### [SET PROBLEM 1]
From the text excerpt about the early stage stations near Fountain, translate this sentence into Spanish: "Grandpa and Grandma Terrell kept the relay horses – six horses to a relay."
### [SET PROBLEM 2]
Take the account of the stage stations and ranches near Fountain further, picking up right after its final sentence.

======== TEXT EXCERPT ========

An interesting story recalled by Mr. Quick at Fountain was the one about the Little Red Shoes.  At Jimmy’s Camp the Indians often passed the encampment, coming and going from their hunts on the plains.  If they were alone, the women were somewhat frightened.  One old chief, seeing some little red shoes and stockings that belonged to the small daughter of Isaac Hutchin, was determined to secure them for his papoose.  At first Mr. Hutchin refused, but so persistent was the old chief, that Mr. Hutchin finally traded them to him for moccasins and some large tanned deerskins.

For some reason which even Mr. Quick does not know, the Terrells, during the 1860’s, built a second stage station on the old Pueblo road, north and west of their original homestead.  This new location was around a quarter of a mile west of the modern paved Highway 85 and one mile south of the present Widefield School.  Grandpa and Grandma Terrell kept the relay horses – six horses to a relay.  The drivers changed horses here, and all travelers who wished to do so ate their meals at the stage station also.  Probably the change was made in an effort to secure more patrons; but after a time the Terrells moved back to their old home and Mrs. Terrell’s brother, Henry Hutchin, ran the later stage station in the late 1860s.  Its site is very indistinctly marked now by a large old locust tree planted near the roadhouse in 1860; this tree has a number of small ones about it that have come up form its roots, and there is an old post near the cluster of trees.  Very near the trees on the south can be found can be found the “grout cellar” of the stage station on the very bank of La Fontaine.  There is nothing left of the building itself. 

South of this stage station was the site of the “Little Dave Cell ranch”.  It is now owned by people named Wilson and is equipped with modern buildings.  At the mouth of Lanahan Hollow was Henry Hutchins’ ranch.  It is almost on a line with the south end of Cheyenne Mountain and just below the recently built camp Carson (1942).

======== DATASET CONTENT ========

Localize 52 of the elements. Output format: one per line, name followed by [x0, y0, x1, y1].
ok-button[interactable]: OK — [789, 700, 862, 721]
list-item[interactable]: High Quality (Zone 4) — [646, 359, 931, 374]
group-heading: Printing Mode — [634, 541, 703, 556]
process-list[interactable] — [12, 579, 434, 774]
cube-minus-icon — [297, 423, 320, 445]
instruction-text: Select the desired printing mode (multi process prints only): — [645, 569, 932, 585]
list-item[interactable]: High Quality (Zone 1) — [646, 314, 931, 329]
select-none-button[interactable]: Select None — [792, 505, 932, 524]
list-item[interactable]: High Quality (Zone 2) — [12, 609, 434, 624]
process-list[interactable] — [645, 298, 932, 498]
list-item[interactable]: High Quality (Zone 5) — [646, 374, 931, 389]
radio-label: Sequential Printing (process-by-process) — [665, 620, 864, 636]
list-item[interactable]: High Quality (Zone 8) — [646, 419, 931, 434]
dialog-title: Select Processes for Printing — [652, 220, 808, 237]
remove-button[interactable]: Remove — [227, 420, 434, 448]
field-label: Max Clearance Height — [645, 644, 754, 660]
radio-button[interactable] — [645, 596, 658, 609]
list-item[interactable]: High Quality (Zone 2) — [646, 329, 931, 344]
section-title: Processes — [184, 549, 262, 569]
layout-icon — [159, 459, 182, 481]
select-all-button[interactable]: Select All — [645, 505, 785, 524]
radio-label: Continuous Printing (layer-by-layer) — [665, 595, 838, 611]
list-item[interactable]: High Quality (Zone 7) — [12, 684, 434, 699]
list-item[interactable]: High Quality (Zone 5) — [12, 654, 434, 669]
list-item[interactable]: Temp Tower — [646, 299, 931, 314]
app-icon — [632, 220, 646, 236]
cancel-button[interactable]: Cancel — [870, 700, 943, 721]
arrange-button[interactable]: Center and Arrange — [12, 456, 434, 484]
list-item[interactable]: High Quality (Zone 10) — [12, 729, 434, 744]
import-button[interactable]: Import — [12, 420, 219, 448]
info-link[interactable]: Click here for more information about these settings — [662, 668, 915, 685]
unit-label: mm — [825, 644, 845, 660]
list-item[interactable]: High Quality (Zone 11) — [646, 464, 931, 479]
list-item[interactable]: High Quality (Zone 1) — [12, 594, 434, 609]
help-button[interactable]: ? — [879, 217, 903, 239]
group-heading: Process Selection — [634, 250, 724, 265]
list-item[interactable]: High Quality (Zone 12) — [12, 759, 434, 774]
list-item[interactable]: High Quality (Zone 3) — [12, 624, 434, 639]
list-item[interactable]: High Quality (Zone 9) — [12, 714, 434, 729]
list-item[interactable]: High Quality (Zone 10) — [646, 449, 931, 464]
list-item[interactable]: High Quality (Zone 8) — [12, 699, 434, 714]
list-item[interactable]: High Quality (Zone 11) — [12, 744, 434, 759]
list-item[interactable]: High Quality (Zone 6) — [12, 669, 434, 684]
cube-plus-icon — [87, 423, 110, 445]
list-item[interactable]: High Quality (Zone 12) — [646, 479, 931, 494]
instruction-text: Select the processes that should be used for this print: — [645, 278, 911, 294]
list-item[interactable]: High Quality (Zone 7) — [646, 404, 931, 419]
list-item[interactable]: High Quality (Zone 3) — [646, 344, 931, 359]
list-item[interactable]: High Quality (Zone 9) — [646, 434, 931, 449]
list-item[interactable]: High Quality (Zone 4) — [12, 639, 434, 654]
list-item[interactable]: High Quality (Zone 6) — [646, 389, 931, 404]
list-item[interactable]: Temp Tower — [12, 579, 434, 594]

========
======== DATASET CONTENT ========

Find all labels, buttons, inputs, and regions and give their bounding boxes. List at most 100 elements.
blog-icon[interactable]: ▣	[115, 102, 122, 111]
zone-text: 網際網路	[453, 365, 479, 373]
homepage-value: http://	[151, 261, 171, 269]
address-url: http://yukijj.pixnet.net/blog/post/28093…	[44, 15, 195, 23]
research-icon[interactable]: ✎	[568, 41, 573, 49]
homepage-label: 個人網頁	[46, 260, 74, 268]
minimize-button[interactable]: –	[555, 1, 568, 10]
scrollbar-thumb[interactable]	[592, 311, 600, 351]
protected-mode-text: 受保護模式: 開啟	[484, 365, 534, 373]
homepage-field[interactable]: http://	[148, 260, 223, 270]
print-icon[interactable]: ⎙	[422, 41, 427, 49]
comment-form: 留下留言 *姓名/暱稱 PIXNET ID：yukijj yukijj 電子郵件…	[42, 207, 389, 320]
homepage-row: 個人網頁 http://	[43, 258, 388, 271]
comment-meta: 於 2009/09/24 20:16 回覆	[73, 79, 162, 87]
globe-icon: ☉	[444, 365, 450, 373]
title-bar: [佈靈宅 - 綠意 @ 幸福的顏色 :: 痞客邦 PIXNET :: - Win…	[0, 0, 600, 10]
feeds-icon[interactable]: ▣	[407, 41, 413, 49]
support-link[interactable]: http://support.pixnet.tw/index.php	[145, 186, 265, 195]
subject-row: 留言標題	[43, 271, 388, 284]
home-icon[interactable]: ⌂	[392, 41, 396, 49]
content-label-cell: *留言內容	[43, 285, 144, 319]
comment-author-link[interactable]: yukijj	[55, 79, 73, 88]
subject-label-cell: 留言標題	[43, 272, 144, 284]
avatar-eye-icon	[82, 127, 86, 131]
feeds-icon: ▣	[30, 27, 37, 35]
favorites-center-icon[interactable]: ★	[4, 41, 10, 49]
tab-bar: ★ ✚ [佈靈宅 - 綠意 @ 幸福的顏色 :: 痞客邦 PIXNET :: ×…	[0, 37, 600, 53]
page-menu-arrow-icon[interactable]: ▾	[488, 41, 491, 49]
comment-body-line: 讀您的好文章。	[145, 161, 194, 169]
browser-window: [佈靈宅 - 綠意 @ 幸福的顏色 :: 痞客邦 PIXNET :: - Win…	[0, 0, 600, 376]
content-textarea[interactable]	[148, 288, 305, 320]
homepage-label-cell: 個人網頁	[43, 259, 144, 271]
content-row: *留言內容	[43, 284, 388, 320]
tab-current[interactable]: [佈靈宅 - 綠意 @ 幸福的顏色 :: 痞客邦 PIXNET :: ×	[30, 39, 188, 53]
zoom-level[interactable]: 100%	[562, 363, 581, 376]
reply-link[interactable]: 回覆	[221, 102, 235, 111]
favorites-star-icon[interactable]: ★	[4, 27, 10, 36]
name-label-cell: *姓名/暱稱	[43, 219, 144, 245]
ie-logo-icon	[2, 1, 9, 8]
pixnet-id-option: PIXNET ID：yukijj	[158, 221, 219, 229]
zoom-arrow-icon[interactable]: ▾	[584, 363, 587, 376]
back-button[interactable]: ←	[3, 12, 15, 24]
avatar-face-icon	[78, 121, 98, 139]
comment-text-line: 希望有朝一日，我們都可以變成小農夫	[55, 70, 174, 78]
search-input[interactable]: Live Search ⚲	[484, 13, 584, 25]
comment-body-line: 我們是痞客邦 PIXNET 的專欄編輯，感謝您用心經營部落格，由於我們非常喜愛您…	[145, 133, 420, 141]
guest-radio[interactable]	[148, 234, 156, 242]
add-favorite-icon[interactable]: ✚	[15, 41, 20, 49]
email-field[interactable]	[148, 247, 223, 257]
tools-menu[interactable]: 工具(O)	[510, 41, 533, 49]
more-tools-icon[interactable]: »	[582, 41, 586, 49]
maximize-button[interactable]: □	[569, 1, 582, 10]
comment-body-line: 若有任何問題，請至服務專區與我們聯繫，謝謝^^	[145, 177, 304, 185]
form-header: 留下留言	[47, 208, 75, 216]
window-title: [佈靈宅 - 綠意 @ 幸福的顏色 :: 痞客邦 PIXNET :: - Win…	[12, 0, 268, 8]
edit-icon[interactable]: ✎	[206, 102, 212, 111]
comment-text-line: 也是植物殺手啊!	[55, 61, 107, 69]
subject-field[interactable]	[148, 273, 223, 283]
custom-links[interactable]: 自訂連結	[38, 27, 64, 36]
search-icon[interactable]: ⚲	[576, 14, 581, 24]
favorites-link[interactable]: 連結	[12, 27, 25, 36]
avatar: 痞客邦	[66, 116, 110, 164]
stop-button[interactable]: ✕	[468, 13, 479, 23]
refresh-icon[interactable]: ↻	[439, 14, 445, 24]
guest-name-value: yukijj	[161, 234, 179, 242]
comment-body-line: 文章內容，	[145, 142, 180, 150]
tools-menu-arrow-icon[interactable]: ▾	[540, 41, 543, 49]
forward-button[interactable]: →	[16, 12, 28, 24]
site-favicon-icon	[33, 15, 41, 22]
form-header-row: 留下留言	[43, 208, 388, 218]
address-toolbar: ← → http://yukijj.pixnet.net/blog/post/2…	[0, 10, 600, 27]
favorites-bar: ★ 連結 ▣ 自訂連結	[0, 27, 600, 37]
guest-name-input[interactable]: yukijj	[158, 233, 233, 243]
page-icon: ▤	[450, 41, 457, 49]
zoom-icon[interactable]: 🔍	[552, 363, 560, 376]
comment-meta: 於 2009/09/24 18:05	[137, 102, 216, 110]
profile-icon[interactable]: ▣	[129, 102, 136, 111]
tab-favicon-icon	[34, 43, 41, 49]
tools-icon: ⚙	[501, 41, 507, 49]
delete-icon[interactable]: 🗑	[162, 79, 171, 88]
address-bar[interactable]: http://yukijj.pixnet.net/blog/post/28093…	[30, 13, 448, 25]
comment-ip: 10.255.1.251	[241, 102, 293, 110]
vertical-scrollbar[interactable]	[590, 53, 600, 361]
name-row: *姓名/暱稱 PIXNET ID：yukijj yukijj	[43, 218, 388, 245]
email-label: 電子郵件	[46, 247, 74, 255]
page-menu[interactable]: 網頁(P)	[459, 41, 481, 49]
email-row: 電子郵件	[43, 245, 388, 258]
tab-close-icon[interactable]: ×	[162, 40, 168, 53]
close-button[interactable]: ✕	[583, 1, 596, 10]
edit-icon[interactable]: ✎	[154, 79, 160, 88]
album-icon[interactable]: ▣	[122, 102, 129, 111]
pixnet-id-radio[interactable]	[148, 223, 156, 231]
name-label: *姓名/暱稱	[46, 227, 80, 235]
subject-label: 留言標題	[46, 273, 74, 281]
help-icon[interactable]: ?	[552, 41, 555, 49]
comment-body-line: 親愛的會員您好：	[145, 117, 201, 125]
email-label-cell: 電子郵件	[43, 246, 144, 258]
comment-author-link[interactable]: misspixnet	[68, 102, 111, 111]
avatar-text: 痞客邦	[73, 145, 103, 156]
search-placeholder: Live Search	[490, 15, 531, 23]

========
======== DATASET CONTENT ========

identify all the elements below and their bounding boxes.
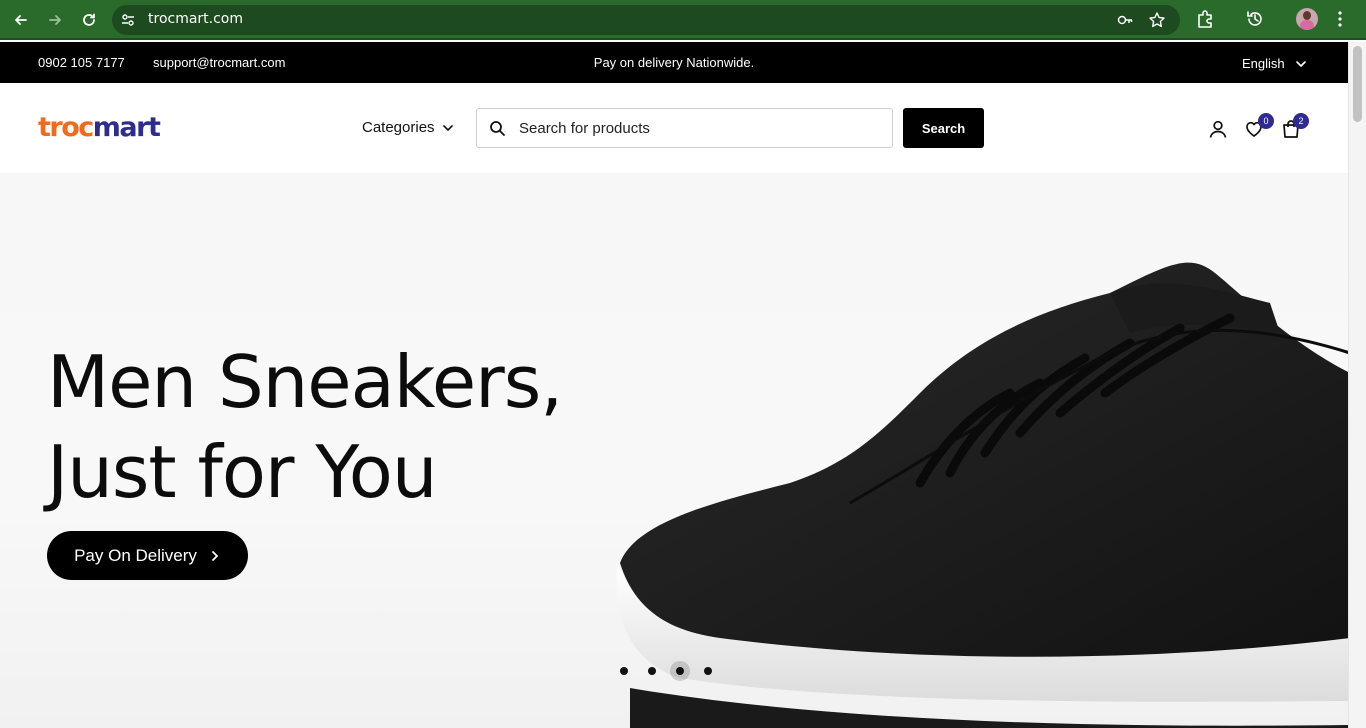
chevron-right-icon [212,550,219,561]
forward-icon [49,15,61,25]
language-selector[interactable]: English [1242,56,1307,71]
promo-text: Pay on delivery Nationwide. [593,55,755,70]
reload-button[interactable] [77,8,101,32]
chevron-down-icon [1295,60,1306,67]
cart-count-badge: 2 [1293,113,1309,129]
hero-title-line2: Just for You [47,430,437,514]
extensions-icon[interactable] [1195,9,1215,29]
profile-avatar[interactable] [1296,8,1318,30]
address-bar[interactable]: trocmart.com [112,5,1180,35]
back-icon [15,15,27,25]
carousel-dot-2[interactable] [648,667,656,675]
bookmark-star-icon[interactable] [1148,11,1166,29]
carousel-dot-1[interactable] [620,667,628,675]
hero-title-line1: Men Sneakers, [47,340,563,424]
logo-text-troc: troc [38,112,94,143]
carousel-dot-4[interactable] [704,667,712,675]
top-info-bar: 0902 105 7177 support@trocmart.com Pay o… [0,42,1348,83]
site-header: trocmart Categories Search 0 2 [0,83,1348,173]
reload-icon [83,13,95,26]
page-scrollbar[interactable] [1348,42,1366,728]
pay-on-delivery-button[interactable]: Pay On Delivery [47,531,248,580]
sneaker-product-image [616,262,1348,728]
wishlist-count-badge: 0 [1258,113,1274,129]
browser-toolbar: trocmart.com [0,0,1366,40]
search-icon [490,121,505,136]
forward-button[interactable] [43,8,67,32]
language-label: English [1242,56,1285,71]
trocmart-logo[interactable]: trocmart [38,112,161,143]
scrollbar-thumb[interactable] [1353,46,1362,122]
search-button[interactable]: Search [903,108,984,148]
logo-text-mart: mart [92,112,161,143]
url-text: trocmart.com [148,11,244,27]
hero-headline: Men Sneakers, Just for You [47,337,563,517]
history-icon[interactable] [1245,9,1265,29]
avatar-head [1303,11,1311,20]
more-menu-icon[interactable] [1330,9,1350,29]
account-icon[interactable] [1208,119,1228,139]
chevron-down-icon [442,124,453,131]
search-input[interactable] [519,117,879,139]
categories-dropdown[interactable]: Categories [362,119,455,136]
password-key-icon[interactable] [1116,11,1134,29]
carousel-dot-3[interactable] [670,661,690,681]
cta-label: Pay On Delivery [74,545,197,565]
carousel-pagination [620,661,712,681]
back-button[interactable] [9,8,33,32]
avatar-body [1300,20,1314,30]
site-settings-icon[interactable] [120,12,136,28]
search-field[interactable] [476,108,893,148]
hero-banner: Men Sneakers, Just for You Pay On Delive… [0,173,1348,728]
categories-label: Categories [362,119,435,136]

========

### [EXERCISE ANSWER 1]
El abuelo y la abuela Terrell se encargaban de los caballos de relevo: seis caballos por relevo.

### [EXERCISE ANSWER 2]
Anna Caroline Terrell, on her 14th birthday, Apr 23, 1869, was at her Uncle Henry’s ranch.  She, with her cousins, Joel, Annie, Eva, Lou and Emma, were up on the roof of his home house (not the station) and were watching the soldiers – of whom JO Quick was one – over on the west side of the Fontaine.  They were cavalry men and were riding northward along the stream.  The children could see from their vantage point a party of Indians following the soldiers keeping one valley behind them.  One of their scouts would stealthily observe the cavalry from the top of each ridge.  When the soldiers came to Lanahan Hollow, they found water and grass and a herd of cattle.  They camped, and after turning the horses loose to graze, killed a black Galloway calf and set about preparing supper.  The girls watched the Indians steal upon the grazing horses near the head of the draw, and while the soldiers were intent on their meal, the Indians ran off the horses.  The stream was so high that the girls could not ride over on a horse and warn the cavalry.  The men had to walk to Colorado City, a distance of ten or twelve miles, and there secure fresh equipment.  Colorado City was headquarters of the territory at that time.  Mr. Quick’s father, JO Quick, lost his iron gray horse “Colonel” at that time.  The men lost their saddles and all other equipment.  The last serious Indian disturbances of this region occurred around 1868; this raid was doubtless a feature of a more extended uprising, and accounts for the presence of the armed and mounted men. 


A few of the old landmarks in the town of Fountain were noted: the Mitchell house, an early hotel in Fountain; a yellow house south of the Mitchell House which Henry Link moved to its present site and named the Brunswick; the site of the old Quaker church, north of the “new Bank Building”, which has not functioned as a bank since the early 1930s and is now the Catholic Church; and the home of the present mayor of Fountain, which was the Perkins place in olden times and the house where died the father of Arthur Perkins, an outstanding citizen of Colorado Springs at present and historian of pioneer days in El Paso County. 

South of Fountain is the site of a home built in 1860 by John Clay Brown, Indian fighter and the first county of El Paso County [sic], who died in 1870 and was buried in the Pioneer Cemetery on the mesa north of Colorado City.  Across the road was the Rhodes’ home, and south of Brown’s the school section, which was purchased by four old timers, Perkins, Newby, Loomis and Bosworth.  Then came the Lock Ranch, which is now the home of Henry Thomas Williams.  He pointed out, at the nearest corner of the place, the old apple tree which he planted with Mrs. Williams around 1895.  He married Tina Lock September 3, 1890.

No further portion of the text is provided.